*** Begin section ***
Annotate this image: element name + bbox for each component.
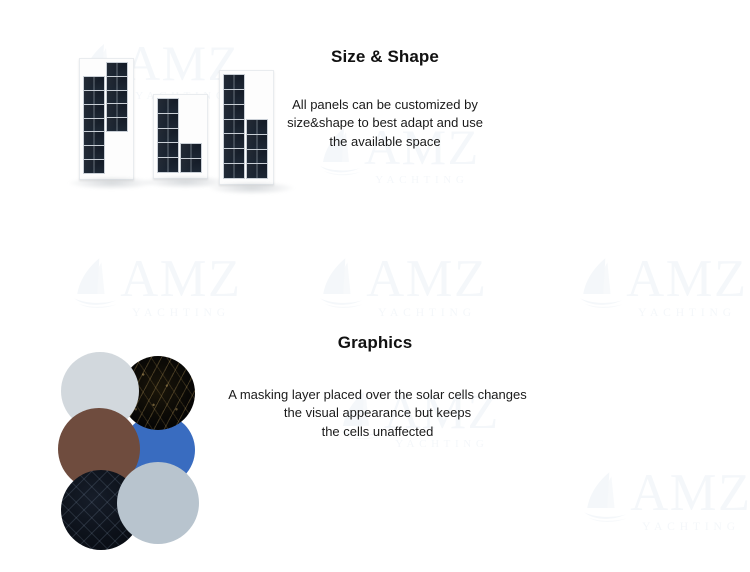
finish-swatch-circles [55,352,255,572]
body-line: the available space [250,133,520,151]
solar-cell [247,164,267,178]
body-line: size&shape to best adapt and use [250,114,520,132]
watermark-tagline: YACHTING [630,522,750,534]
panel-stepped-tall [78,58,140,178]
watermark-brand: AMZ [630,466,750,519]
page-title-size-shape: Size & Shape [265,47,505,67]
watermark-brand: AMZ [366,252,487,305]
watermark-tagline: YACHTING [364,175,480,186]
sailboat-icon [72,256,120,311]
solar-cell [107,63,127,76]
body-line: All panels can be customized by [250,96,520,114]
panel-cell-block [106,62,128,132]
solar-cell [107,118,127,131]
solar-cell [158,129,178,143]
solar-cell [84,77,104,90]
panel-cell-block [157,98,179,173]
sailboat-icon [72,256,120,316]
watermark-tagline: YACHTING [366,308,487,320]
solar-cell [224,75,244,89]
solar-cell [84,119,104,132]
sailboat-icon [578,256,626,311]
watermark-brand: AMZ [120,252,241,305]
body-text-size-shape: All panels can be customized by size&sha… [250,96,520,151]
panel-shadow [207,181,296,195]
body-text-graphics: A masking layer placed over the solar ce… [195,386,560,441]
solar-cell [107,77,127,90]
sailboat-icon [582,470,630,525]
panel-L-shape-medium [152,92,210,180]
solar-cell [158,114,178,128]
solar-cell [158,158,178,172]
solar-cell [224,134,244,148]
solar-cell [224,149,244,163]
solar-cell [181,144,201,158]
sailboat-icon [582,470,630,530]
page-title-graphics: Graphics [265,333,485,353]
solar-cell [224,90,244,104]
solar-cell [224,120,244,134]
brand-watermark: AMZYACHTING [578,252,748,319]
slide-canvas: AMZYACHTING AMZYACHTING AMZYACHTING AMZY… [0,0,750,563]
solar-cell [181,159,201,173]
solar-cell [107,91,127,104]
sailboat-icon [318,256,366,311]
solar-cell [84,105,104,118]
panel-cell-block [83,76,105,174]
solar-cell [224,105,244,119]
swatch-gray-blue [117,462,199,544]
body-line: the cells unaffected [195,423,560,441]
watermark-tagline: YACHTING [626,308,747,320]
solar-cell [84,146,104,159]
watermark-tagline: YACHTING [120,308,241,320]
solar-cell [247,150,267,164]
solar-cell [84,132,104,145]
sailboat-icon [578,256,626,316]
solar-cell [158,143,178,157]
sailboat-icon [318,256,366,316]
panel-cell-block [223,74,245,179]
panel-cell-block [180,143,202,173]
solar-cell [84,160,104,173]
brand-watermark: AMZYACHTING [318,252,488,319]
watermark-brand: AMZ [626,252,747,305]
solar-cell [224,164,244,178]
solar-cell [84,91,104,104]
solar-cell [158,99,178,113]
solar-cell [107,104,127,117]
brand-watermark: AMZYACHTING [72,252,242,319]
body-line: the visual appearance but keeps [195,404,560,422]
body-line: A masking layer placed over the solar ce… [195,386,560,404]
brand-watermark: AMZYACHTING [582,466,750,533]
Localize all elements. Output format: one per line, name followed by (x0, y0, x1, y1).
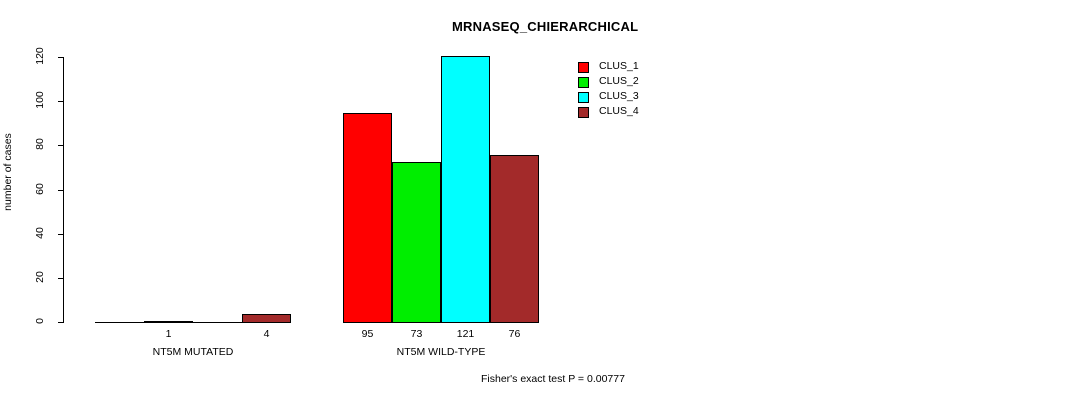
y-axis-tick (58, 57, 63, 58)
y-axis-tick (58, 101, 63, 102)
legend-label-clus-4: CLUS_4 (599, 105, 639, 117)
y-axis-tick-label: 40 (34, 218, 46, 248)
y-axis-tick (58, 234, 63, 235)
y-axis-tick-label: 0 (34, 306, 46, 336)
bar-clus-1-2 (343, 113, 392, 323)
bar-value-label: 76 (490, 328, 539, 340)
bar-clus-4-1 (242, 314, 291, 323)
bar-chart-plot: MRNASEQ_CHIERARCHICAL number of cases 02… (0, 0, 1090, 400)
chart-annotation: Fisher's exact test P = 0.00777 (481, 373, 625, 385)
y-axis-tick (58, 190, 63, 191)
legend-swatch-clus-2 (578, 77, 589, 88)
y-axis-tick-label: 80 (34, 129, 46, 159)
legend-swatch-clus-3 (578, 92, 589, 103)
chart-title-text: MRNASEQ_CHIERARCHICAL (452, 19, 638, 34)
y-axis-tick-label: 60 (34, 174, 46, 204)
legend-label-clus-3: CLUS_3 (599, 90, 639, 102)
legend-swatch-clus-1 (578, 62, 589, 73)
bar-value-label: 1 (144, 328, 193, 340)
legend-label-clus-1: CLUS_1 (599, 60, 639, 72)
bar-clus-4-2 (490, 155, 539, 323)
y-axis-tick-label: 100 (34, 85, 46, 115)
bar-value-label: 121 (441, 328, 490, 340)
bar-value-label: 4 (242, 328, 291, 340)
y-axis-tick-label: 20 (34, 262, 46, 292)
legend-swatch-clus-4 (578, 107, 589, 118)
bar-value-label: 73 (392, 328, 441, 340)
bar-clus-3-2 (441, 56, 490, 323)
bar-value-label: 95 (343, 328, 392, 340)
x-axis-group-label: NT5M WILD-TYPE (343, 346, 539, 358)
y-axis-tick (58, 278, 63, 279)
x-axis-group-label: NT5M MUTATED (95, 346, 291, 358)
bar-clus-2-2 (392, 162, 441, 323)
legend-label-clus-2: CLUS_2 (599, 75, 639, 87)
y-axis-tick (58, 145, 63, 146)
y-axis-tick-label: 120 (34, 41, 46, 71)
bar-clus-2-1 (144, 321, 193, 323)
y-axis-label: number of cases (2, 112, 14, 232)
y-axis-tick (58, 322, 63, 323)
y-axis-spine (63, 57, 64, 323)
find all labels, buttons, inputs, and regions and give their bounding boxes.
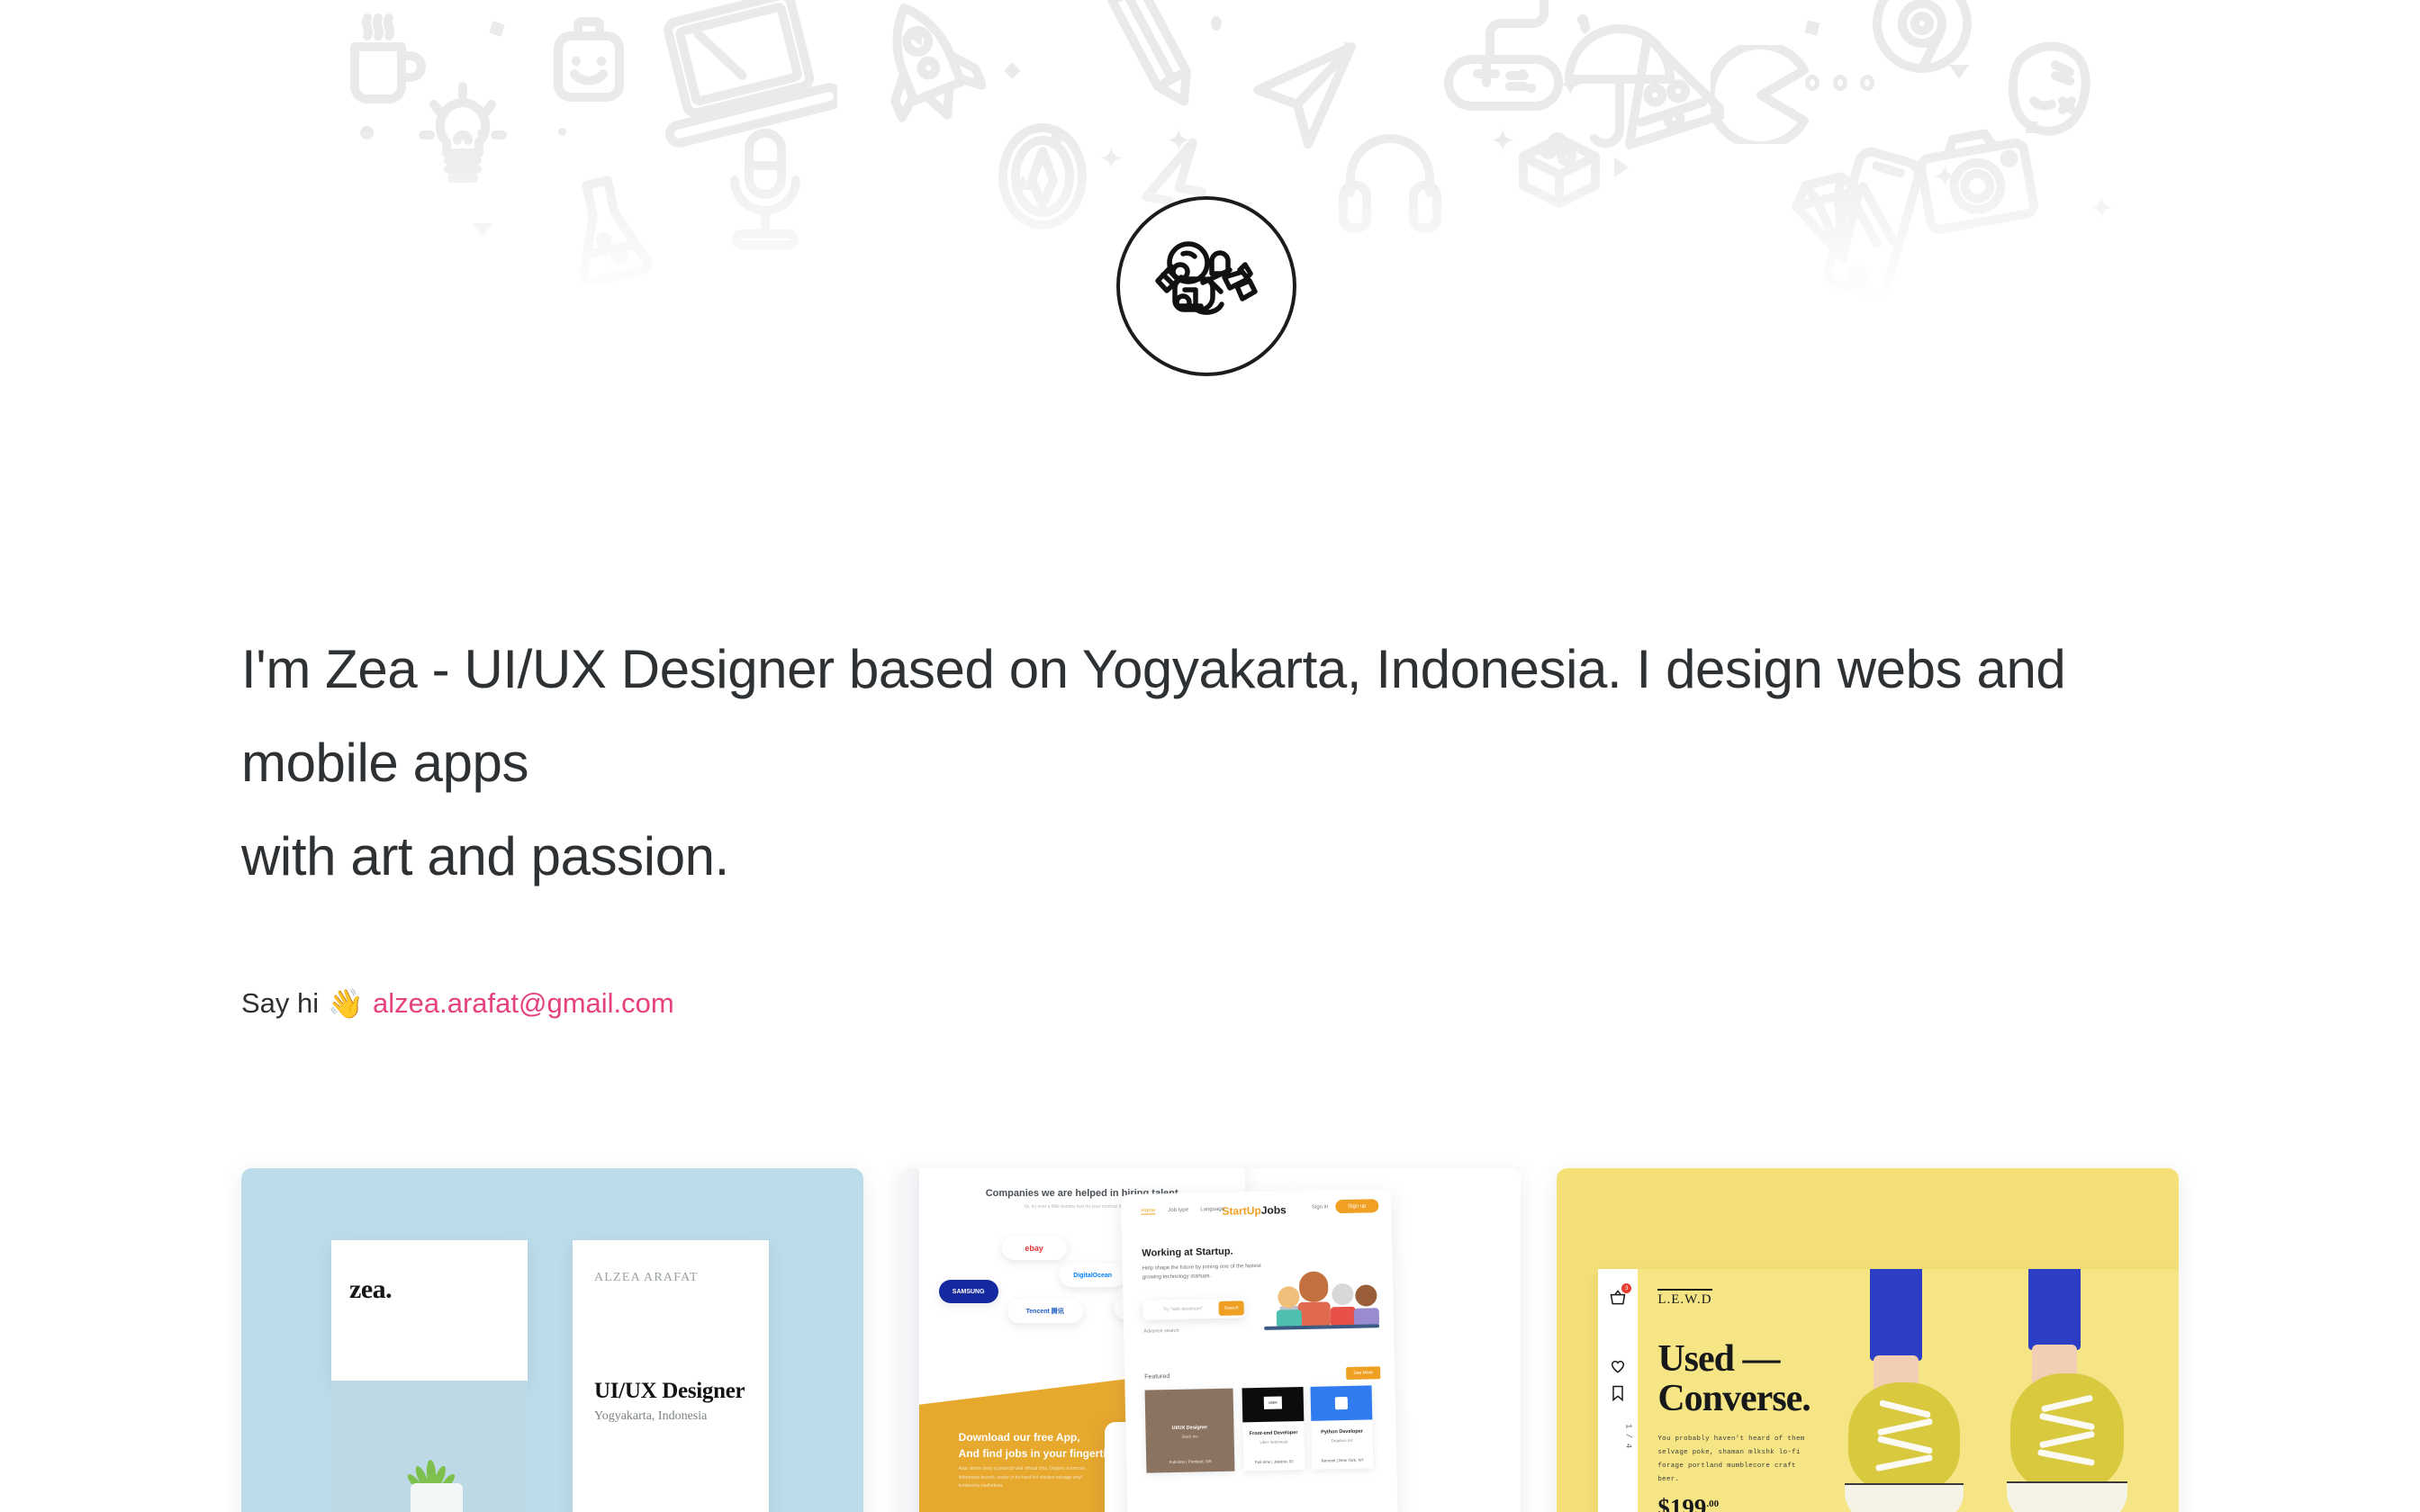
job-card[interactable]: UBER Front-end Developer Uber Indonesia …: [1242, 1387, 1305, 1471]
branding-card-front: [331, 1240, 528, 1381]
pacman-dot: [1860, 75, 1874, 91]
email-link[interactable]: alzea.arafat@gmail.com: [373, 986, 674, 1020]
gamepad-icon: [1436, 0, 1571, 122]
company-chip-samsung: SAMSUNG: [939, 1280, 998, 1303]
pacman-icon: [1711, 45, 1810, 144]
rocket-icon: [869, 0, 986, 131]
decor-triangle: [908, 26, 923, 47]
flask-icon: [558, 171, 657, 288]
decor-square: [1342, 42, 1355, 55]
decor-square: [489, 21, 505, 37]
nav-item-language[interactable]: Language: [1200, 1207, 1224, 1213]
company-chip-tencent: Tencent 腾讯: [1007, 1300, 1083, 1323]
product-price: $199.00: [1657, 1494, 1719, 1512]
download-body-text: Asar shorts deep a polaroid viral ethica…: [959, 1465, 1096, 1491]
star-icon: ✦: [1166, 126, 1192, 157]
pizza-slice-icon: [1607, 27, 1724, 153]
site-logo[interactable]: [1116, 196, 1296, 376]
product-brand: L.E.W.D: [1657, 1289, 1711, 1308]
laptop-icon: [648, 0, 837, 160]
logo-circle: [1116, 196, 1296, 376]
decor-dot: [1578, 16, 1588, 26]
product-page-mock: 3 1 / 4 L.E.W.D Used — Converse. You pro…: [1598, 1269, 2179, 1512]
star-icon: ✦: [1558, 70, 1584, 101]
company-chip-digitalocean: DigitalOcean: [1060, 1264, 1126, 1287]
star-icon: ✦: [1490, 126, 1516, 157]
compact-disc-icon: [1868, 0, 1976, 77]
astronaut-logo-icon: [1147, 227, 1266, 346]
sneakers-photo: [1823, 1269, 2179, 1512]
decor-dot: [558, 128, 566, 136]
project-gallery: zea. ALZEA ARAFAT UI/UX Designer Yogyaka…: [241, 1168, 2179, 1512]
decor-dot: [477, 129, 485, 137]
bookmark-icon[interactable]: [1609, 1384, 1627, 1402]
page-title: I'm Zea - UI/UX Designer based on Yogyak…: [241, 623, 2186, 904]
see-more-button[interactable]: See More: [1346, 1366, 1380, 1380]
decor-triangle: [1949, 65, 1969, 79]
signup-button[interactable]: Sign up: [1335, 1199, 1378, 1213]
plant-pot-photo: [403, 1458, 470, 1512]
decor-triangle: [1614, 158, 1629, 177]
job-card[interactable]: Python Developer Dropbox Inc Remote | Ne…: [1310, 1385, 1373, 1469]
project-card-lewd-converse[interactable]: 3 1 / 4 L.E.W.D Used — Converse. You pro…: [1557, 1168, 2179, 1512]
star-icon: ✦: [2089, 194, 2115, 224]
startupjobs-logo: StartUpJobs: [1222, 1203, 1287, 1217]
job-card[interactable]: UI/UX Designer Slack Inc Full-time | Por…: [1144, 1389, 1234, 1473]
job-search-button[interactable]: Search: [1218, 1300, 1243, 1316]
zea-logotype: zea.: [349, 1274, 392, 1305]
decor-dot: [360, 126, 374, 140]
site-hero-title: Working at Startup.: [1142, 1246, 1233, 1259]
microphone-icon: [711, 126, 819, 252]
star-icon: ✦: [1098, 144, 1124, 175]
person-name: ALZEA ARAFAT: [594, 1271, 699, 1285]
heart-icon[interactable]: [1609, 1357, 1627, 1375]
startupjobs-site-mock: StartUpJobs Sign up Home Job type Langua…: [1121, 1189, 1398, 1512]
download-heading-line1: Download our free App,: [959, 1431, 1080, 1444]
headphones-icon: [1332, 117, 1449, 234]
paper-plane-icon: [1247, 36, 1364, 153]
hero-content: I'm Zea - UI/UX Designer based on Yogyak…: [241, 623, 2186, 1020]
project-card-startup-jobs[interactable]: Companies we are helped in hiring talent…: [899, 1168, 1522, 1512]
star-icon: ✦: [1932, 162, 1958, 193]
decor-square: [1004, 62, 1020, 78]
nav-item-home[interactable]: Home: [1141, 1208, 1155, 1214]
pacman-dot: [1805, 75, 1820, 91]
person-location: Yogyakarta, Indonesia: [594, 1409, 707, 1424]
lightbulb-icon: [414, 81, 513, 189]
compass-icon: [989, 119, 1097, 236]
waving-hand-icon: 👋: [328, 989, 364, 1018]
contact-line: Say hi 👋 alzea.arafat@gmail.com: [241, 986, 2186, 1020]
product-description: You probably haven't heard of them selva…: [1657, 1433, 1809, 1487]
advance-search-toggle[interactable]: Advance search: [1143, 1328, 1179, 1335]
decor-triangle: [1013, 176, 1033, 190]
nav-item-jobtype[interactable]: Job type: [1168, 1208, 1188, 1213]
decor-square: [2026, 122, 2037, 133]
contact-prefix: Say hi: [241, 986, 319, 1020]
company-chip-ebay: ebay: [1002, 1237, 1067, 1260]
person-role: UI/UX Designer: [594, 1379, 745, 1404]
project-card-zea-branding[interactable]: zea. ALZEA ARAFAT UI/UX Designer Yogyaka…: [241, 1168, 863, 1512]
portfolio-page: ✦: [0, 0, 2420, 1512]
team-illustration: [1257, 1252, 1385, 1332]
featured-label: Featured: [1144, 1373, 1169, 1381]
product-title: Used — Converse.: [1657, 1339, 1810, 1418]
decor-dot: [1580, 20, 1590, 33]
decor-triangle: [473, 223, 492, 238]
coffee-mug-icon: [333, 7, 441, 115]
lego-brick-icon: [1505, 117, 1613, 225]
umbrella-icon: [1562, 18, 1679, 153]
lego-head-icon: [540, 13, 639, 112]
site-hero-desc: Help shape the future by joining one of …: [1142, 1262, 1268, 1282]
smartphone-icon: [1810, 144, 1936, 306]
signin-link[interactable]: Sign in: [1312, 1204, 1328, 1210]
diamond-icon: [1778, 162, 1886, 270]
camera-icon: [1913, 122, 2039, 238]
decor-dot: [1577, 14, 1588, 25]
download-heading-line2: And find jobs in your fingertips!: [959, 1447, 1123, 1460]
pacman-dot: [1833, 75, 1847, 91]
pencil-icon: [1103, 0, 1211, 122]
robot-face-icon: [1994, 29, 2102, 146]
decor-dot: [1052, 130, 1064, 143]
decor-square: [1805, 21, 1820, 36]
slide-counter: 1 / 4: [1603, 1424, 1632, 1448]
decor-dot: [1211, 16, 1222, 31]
*** End section ***
Brief:
Determine the number of lines in the data that contain "site" as a word or string, and state only that number.

Exercise answer:
4